What you should do: Extract the whole listing as it stands. Do not include the pictures.

--- Raw data ---

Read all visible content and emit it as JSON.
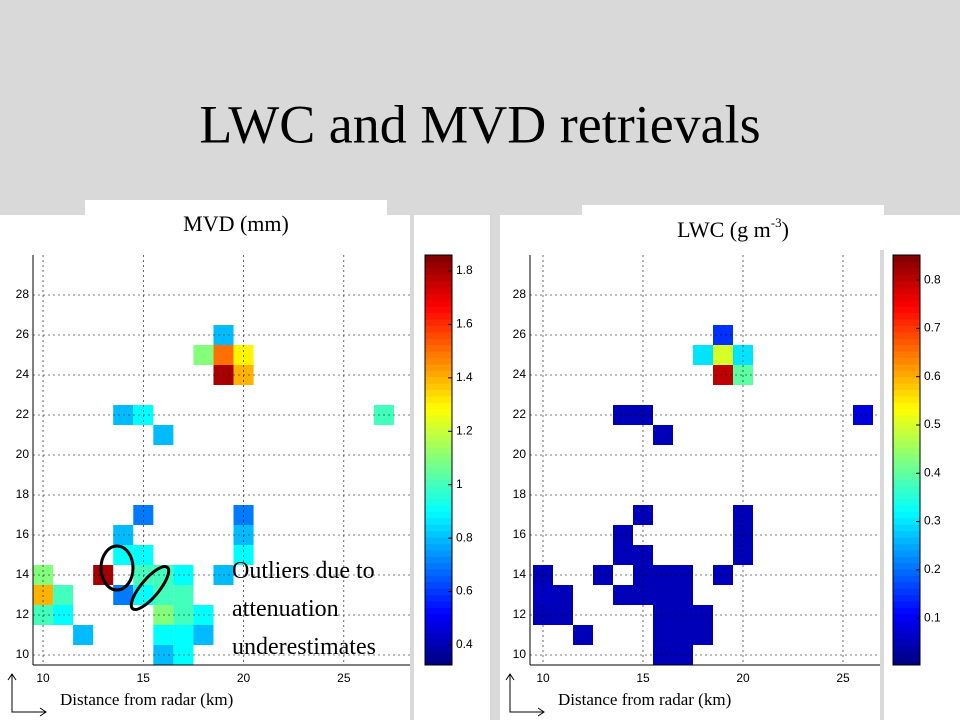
{
  "title": "LWC and MVD retrievals",
  "annotation": [
    "Outliers due to",
    "attenuation",
    "underestimates"
  ],
  "chart_data": [
    {
      "type": "heatmap",
      "label_parts": [
        "MVD (mm)"
      ],
      "x_label": "Distance from radar (km)",
      "xlim": [
        9.5,
        28.3
      ],
      "ylim": [
        9.5,
        30
      ],
      "xticks": [
        10,
        15,
        20,
        25
      ],
      "yticks": [
        10,
        12,
        14,
        16,
        18,
        20,
        22,
        24,
        26,
        28
      ],
      "clim": [
        0.325,
        1.86
      ],
      "cticks": [
        0.4,
        0.6,
        0.8,
        1,
        1.2,
        1.4,
        1.6,
        1.8
      ],
      "colormap": "jet",
      "grid": true,
      "cells": [
        [
          19,
          25,
          1.5
        ],
        [
          20,
          25,
          1.3
        ],
        [
          19,
          24,
          1.8
        ],
        [
          20,
          24,
          1.4
        ],
        [
          18,
          25,
          1.1
        ],
        [
          19,
          26,
          0.8
        ],
        [
          14,
          22,
          0.8
        ],
        [
          15,
          22,
          0.9
        ],
        [
          16,
          21,
          0.8
        ],
        [
          27,
          22,
          1.0
        ],
        [
          10,
          13,
          1.4
        ],
        [
          10,
          14,
          1.1
        ],
        [
          11,
          12,
          0.9
        ],
        [
          10,
          12,
          1.0
        ],
        [
          11,
          13,
          1.0
        ],
        [
          13,
          14,
          1.8
        ],
        [
          14,
          13,
          0.7
        ],
        [
          14,
          15,
          0.9
        ],
        [
          15,
          15,
          0.9
        ],
        [
          15,
          14,
          1.0
        ],
        [
          16,
          14,
          1.0
        ],
        [
          17,
          14,
          0.9
        ],
        [
          15,
          13,
          0.9
        ],
        [
          16,
          13,
          1.0
        ],
        [
          17,
          13,
          1.0
        ],
        [
          16,
          12,
          1.1
        ],
        [
          17,
          12,
          1.0
        ],
        [
          18,
          12,
          0.9
        ],
        [
          16,
          11,
          0.9
        ],
        [
          17,
          11,
          0.9
        ],
        [
          18,
          11,
          0.8
        ],
        [
          17,
          10,
          0.9
        ],
        [
          16,
          10,
          0.8
        ],
        [
          14,
          16,
          0.8
        ],
        [
          15,
          17,
          0.7
        ],
        [
          19,
          14,
          0.8
        ],
        [
          20,
          15,
          0.9
        ],
        [
          20,
          16,
          0.8
        ],
        [
          20,
          17,
          0.7
        ],
        [
          12,
          11,
          0.8
        ]
      ]
    },
    {
      "type": "heatmap",
      "label_parts": [
        "LWC (g m",
        "-3",
        ")"
      ],
      "x_label": "Distance from radar (km)",
      "xlim": [
        9.35,
        26.85
      ],
      "ylim": [
        9.5,
        30
      ],
      "xticks": [
        10,
        15,
        20,
        25
      ],
      "yticks": [
        10,
        12,
        14,
        16,
        18,
        20,
        22,
        24,
        26,
        28
      ],
      "clim": [
        0.003,
        0.852
      ],
      "cticks": [
        0.1,
        0.2,
        0.3,
        0.4,
        0.5,
        0.6,
        0.7,
        0.8
      ],
      "colormap": "jet",
      "grid": true,
      "cells": [
        [
          19,
          25,
          0.5
        ],
        [
          20,
          25,
          0.3
        ],
        [
          19,
          24,
          0.8
        ],
        [
          20,
          24,
          0.4
        ],
        [
          18,
          25,
          0.3
        ],
        [
          19,
          26,
          0.15
        ],
        [
          14,
          22,
          0.05
        ],
        [
          15,
          22,
          0.05
        ],
        [
          16,
          21,
          0.05
        ],
        [
          26,
          22,
          0.08
        ],
        [
          10,
          13,
          0.06
        ],
        [
          10,
          14,
          0.05
        ],
        [
          11,
          12,
          0.05
        ],
        [
          10,
          12,
          0.05
        ],
        [
          11,
          13,
          0.05
        ],
        [
          13,
          14,
          0.05
        ],
        [
          14,
          13,
          0.05
        ],
        [
          14,
          15,
          0.05
        ],
        [
          15,
          15,
          0.05
        ],
        [
          15,
          14,
          0.05
        ],
        [
          16,
          14,
          0.05
        ],
        [
          17,
          14,
          0.05
        ],
        [
          15,
          13,
          0.05
        ],
        [
          16,
          13,
          0.05
        ],
        [
          17,
          13,
          0.05
        ],
        [
          16,
          12,
          0.05
        ],
        [
          17,
          12,
          0.05
        ],
        [
          18,
          12,
          0.05
        ],
        [
          16,
          11,
          0.05
        ],
        [
          17,
          11,
          0.05
        ],
        [
          18,
          11,
          0.05
        ],
        [
          17,
          10,
          0.05
        ],
        [
          16,
          10,
          0.05
        ],
        [
          14,
          16,
          0.05
        ],
        [
          15,
          17,
          0.05
        ],
        [
          19,
          14,
          0.05
        ],
        [
          20,
          15,
          0.05
        ],
        [
          20,
          16,
          0.05
        ],
        [
          20,
          17,
          0.05
        ],
        [
          12,
          11,
          0.05
        ]
      ]
    }
  ]
}
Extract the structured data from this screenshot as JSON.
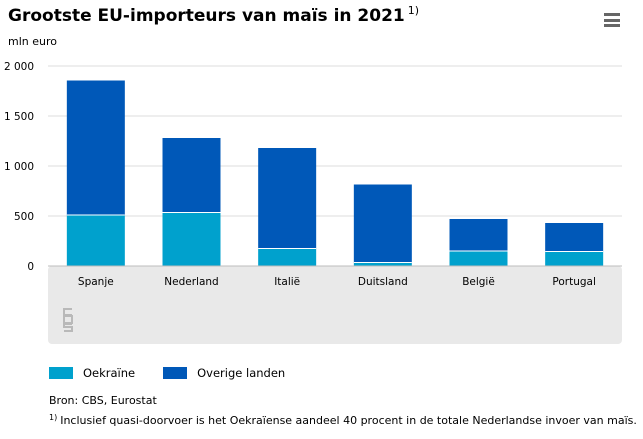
{
  "header": {
    "title": "Grootste EU-importeurs van maïs in 2021",
    "title_footnote_marker": "1)",
    "menu_icon": "hamburger-menu-icon"
  },
  "chart_data": {
    "type": "bar",
    "stacked": true,
    "unit_label": "mln euro",
    "categories": [
      "Spanje",
      "Nederland",
      "Italië",
      "Duitsland",
      "België",
      "Portugal"
    ],
    "series": [
      {
        "name": "Oekraïne",
        "color": "#00a1cd",
        "values": [
          510,
          535,
          175,
          35,
          150,
          145
        ]
      },
      {
        "name": "Overige landen",
        "color": "#0058b8",
        "values": [
          1345,
          745,
          1005,
          780,
          320,
          285
        ]
      }
    ],
    "ylim": [
      0,
      2000
    ],
    "yticks": [
      0,
      500,
      1000,
      1500,
      2000
    ],
    "ytick_labels": [
      "0",
      "500",
      "1 000",
      "1 500",
      "2 000"
    ],
    "grid": true,
    "legend_position": "bottom-left",
    "plot_background": "#e9e9e9"
  },
  "logo": {
    "name": "cbs-logo",
    "text": "cbs"
  },
  "source": "Bron: CBS, Eurostat",
  "footnote": {
    "marker": "1)",
    "text": "Inclusief quasi-doorvoer is het Oekraïense aandeel 40 procent in de totale Nederlandse invoer van maïs."
  }
}
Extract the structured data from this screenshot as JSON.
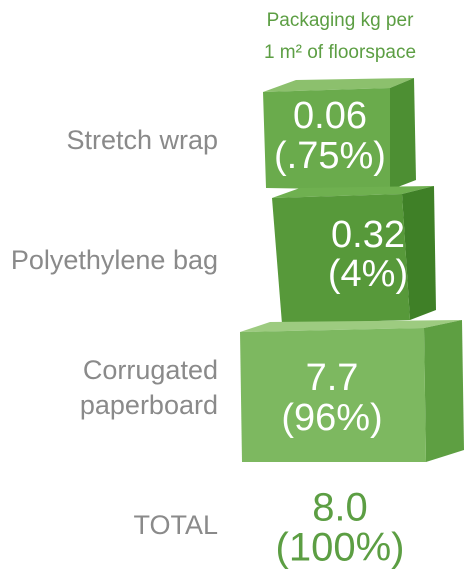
{
  "header": {
    "line1": "Packaging kg per",
    "line2": "1 m² of floorspace"
  },
  "items": [
    {
      "label": [
        "Stretch wrap"
      ],
      "value": "0.06",
      "share": "(.75%)"
    },
    {
      "label": [
        "Polyethylene bag"
      ],
      "value": "0.32",
      "share": "(4%)"
    },
    {
      "label": [
        "Corrugated",
        "paperboard"
      ],
      "value": "7.7",
      "share": "(96%)"
    }
  ],
  "total": {
    "label": "TOTAL",
    "value": "8.0",
    "share": "(100%)"
  }
}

---

In response:
Read all visible content and emit it as JSON.
{
  "title": "LWC and MVD retrievals",
  "annotation": [
    "Outliers due to",
    "attenuation",
    "underestimates"
  ],
  "chart_data": [
    {
      "type": "heatmap",
      "label_parts": [
        "MVD (mm)"
      ],
      "x_label": "Distance from radar (km)",
      "xlim": [
        9.5,
        28.3
      ],
      "ylim": [
        9.5,
        30
      ],
      "xticks": [
        10,
        15,
        20,
        25
      ],
      "yticks": [
        10,
        12,
        14,
        16,
        18,
        20,
        22,
        24,
        26,
        28
      ],
      "clim": [
        0.325,
        1.86
      ],
      "cticks": [
        0.4,
        0.6,
        0.8,
        1,
        1.2,
        1.4,
        1.6,
        1.8
      ],
      "colormap": "jet",
      "grid": true,
      "cells": [
        [
          19,
          25,
          1.5
        ],
        [
          20,
          25,
          1.3
        ],
        [
          19,
          24,
          1.8
        ],
        [
          20,
          24,
          1.4
        ],
        [
          18,
          25,
          1.1
        ],
        [
          19,
          26,
          0.8
        ],
        [
          14,
          22,
          0.8
        ],
        [
          15,
          22,
          0.9
        ],
        [
          16,
          21,
          0.8
        ],
        [
          27,
          22,
          1.0
        ],
        [
          10,
          13,
          1.4
        ],
        [
          10,
          14,
          1.1
        ],
        [
          11,
          12,
          0.9
        ],
        [
          10,
          12,
          1.0
        ],
        [
          11,
          13,
          1.0
        ],
        [
          13,
          14,
          1.8
        ],
        [
          14,
          13,
          0.7
        ],
        [
          14,
          15,
          0.9
        ],
        [
          15,
          15,
          0.9
        ],
        [
          15,
          14,
          1.0
        ],
        [
          16,
          14,
          1.0
        ],
        [
          17,
          14,
          0.9
        ],
        [
          15,
          13,
          0.9
        ],
        [
          16,
          13,
          1.0
        ],
        [
          17,
          13,
          1.0
        ],
        [
          16,
          12,
          1.1
        ],
        [
          17,
          12,
          1.0
        ],
        [
          18,
          12,
          0.9
        ],
        [
          16,
          11,
          0.9
        ],
        [
          17,
          11,
          0.9
        ],
        [
          18,
          11,
          0.8
        ],
        [
          17,
          10,
          0.9
        ],
        [
          16,
          10,
          0.8
        ],
        [
          14,
          16,
          0.8
        ],
        [
          15,
          17,
          0.7
        ],
        [
          19,
          14,
          0.8
        ],
        [
          20,
          15,
          0.9
        ],
        [
          20,
          16,
          0.8
        ],
        [
          20,
          17,
          0.7
        ],
        [
          12,
          11,
          0.8
        ]
      ]
    },
    {
      "type": "heatmap",
      "label_parts": [
        "LWC (g m",
        "-3",
        ")"
      ],
      "x_label": "Distance from radar (km)",
      "xlim": [
        9.35,
        26.85
      ],
      "ylim": [
        9.5,
        30
      ],
      "xticks": [
        10,
        15,
        20,
        25
      ],
      "yticks": [
        10,
        12,
        14,
        16,
        18,
        20,
        22,
        24,
        26,
        28
      ],
      "clim": [
        0.003,
        0.852
      ],
      "cticks": [
        0.1,
        0.2,
        0.3,
        0.4,
        0.5,
        0.6,
        0.7,
        0.8
      ],
      "colormap": "jet",
      "grid": true,
      "cells": [
        [
          19,
          25,
          0.5
        ],
        [
          20,
          25,
          0.3
        ],
        [
          19,
          24,
          0.8
        ],
        [
          20,
          24,
          0.4
        ],
        [
          18,
          25,
          0.3
        ],
        [
          19,
          26,
          0.15
        ],
        [
          14,
          22,
          0.05
        ],
        [
          15,
          22,
          0.05
        ],
        [
          16,
          21,
          0.05
        ],
        [
          26,
          22,
          0.08
        ],
        [
          10,
          13,
          0.06
        ],
        [
          10,
          14,
          0.05
        ],
        [
          11,
          12,
          0.05
        ],
        [
          10,
          12,
          0.05
        ],
        [
          11,
          13,
          0.05
        ],
        [
          13,
          14,
          0.05
        ],
        [
          14,
          13,
          0.05
        ],
        [
          14,
          15,
          0.05
        ],
        [
          15,
          15,
          0.05
        ],
        [
          15,
          14,
          0.05
        ],
        [
          16,
          14,
          0.05
        ],
        [
          17,
          14,
          0.05
        ],
        [
          15,
          13,
          0.05
        ],
        [
          16,
          13,
          0.05
        ],
        [
          17,
          13,
          0.05
        ],
        [
          16,
          12,
          0.05
        ],
        [
          17,
          12,
          0.05
        ],
        [
          18,
          12,
          0.05
        ],
        [
          16,
          11,
          0.05
        ],
        [
          17,
          11,
          0.05
        ],
        [
          18,
          11,
          0.05
        ],
        [
          17,
          10,
          0.05
        ],
        [
          16,
          10,
          0.05
        ],
        [
          14,
          16,
          0.05
        ],
        [
          15,
          17,
          0.05
        ],
        [
          19,
          14,
          0.05
        ],
        [
          20,
          15,
          0.05
        ],
        [
          20,
          16,
          0.05
        ],
        [
          20,
          17,
          0.05
        ],
        [
          12,
          11,
          0.05
        ]
      ]
    }
  ]
}
Extract the structured data from this screenshot as JSON.
{
  "header": {
    "title": "Grootste EU-importeurs van maïs in 2021",
    "title_footnote_marker": "1)",
    "menu_icon": "hamburger-menu-icon"
  },
  "chart_data": {
    "type": "bar",
    "stacked": true,
    "unit_label": "mln euro",
    "categories": [
      "Spanje",
      "Nederland",
      "Italië",
      "Duitsland",
      "België",
      "Portugal"
    ],
    "series": [
      {
        "name": "Oekraïne",
        "color": "#00a1cd",
        "values": [
          510,
          535,
          175,
          35,
          150,
          145
        ]
      },
      {
        "name": "Overige landen",
        "color": "#0058b8",
        "values": [
          1345,
          745,
          1005,
          780,
          320,
          285
        ]
      }
    ],
    "ylim": [
      0,
      2000
    ],
    "yticks": [
      0,
      500,
      1000,
      1500,
      2000
    ],
    "ytick_labels": [
      "0",
      "500",
      "1 000",
      "1 500",
      "2 000"
    ],
    "grid": true,
    "legend_position": "bottom-left",
    "plot_background": "#e9e9e9"
  },
  "logo": {
    "name": "cbs-logo",
    "text": "cbs"
  },
  "source": "Bron: CBS, Eurostat",
  "footnote": {
    "marker": "1)",
    "text": "Inclusief quasi-doorvoer is het Oekraïense aandeel 40 procent in de totale Nederlandse invoer van maïs."
  }
}
Extract the structured data from this screenshot as JSON.
{
  "header": {
    "line1": "Packaging kg per",
    "line2": "1 m² of floorspace"
  },
  "items": [
    {
      "label": [
        "Stretch wrap"
      ],
      "value": "0.06",
      "share": "(.75%)"
    },
    {
      "label": [
        "Polyethylene bag"
      ],
      "value": "0.32",
      "share": "(4%)"
    },
    {
      "label": [
        "Corrugated",
        "paperboard"
      ],
      "value": "7.7",
      "share": "(96%)"
    }
  ],
  "total": {
    "label": "TOTAL",
    "value": "8.0",
    "share": "(100%)"
  }
}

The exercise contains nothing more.